Problem to work on
Only the number is wanted: how many lines contain the string "label"?

Source records
════════════════════
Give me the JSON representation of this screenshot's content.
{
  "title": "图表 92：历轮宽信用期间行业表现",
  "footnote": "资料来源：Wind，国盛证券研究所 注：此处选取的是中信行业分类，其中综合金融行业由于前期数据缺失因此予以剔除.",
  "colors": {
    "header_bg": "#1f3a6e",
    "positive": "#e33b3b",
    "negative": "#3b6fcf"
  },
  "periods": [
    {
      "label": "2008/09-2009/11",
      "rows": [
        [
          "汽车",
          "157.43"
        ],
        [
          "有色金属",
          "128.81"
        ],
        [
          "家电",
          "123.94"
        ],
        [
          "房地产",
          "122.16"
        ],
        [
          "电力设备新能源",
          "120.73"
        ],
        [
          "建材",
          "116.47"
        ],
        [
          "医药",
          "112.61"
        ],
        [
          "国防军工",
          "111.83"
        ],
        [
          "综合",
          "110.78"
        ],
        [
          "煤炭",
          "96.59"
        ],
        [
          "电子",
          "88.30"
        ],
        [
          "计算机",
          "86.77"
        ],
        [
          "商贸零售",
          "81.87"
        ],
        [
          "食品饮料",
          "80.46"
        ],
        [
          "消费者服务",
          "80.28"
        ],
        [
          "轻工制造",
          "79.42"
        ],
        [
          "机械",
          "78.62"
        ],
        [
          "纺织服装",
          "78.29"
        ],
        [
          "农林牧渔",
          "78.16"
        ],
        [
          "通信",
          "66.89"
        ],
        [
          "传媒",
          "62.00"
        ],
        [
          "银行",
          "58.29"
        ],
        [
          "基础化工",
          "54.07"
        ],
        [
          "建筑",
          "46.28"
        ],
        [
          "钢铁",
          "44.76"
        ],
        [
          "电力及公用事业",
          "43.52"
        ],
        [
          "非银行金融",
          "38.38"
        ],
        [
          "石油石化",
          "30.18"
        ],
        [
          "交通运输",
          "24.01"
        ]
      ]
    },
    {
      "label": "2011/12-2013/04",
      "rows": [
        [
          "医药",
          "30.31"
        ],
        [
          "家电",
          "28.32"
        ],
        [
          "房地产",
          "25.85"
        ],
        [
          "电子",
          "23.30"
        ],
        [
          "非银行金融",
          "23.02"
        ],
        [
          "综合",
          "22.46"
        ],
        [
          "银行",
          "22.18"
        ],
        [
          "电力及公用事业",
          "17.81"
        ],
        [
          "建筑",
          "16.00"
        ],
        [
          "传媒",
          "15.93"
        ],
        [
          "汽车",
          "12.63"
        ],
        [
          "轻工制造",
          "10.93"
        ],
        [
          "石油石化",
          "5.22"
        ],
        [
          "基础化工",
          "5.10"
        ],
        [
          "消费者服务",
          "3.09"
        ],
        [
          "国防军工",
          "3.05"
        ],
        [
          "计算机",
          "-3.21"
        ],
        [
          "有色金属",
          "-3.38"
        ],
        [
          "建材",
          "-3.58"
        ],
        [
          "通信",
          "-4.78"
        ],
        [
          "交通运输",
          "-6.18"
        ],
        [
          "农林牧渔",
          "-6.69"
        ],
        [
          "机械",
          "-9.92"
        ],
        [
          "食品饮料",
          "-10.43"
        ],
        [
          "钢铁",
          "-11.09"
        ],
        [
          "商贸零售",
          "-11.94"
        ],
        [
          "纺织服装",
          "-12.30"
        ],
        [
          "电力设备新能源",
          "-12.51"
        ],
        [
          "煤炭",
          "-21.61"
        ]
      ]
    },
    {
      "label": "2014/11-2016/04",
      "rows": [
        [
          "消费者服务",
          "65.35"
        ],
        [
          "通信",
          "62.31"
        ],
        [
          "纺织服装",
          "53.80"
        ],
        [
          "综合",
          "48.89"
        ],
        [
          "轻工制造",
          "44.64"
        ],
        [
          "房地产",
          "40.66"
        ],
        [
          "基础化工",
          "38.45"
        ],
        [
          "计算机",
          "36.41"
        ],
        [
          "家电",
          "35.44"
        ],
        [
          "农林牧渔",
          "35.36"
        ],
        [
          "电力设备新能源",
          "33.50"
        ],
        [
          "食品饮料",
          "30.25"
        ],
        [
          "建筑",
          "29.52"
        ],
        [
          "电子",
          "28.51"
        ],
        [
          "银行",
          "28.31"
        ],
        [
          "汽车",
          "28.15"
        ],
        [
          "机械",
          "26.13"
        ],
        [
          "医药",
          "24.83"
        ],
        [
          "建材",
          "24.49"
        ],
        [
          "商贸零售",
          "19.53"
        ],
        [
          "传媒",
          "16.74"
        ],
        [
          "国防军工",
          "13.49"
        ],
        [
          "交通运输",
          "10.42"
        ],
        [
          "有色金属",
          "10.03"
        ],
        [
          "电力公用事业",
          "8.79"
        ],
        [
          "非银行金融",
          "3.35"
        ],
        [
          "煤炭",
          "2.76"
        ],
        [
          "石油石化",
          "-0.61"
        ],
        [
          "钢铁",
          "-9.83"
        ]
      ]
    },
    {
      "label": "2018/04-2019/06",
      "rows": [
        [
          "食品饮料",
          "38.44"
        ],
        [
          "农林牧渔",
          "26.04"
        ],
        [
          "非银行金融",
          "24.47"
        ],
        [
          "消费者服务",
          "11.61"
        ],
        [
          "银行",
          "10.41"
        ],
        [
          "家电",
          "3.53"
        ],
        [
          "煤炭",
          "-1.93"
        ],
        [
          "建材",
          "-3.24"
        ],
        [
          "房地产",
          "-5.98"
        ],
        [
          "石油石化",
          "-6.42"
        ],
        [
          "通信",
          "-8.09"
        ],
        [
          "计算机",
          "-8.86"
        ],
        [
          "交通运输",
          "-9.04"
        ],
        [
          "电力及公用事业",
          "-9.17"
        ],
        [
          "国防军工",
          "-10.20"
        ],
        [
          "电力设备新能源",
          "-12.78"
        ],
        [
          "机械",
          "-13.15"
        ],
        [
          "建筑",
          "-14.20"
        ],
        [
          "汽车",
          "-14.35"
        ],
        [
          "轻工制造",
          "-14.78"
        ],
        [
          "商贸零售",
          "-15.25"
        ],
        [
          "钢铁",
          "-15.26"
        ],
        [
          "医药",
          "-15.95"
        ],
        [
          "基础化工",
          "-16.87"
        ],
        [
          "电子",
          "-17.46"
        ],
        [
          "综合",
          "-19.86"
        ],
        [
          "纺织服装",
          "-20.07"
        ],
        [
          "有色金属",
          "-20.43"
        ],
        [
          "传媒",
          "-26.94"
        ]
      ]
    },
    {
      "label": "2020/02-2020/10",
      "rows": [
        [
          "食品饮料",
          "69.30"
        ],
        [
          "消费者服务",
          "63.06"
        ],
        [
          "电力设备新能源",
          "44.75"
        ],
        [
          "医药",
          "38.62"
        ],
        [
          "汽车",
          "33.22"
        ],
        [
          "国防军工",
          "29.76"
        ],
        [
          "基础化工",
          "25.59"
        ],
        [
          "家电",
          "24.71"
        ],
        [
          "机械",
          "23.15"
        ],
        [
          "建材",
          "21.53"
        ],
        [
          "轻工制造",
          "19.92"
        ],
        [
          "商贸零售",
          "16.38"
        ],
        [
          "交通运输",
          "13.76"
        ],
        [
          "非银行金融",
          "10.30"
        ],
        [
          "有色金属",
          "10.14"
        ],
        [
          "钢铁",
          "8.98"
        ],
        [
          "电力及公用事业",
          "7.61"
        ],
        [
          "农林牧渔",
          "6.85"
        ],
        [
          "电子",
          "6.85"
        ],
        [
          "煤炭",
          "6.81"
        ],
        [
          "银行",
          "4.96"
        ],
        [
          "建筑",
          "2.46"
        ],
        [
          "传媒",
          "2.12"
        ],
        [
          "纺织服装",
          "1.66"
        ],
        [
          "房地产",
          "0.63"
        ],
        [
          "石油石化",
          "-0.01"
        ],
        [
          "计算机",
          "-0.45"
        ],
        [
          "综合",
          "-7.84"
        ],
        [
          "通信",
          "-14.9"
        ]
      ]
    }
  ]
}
════════════════════
Written response
5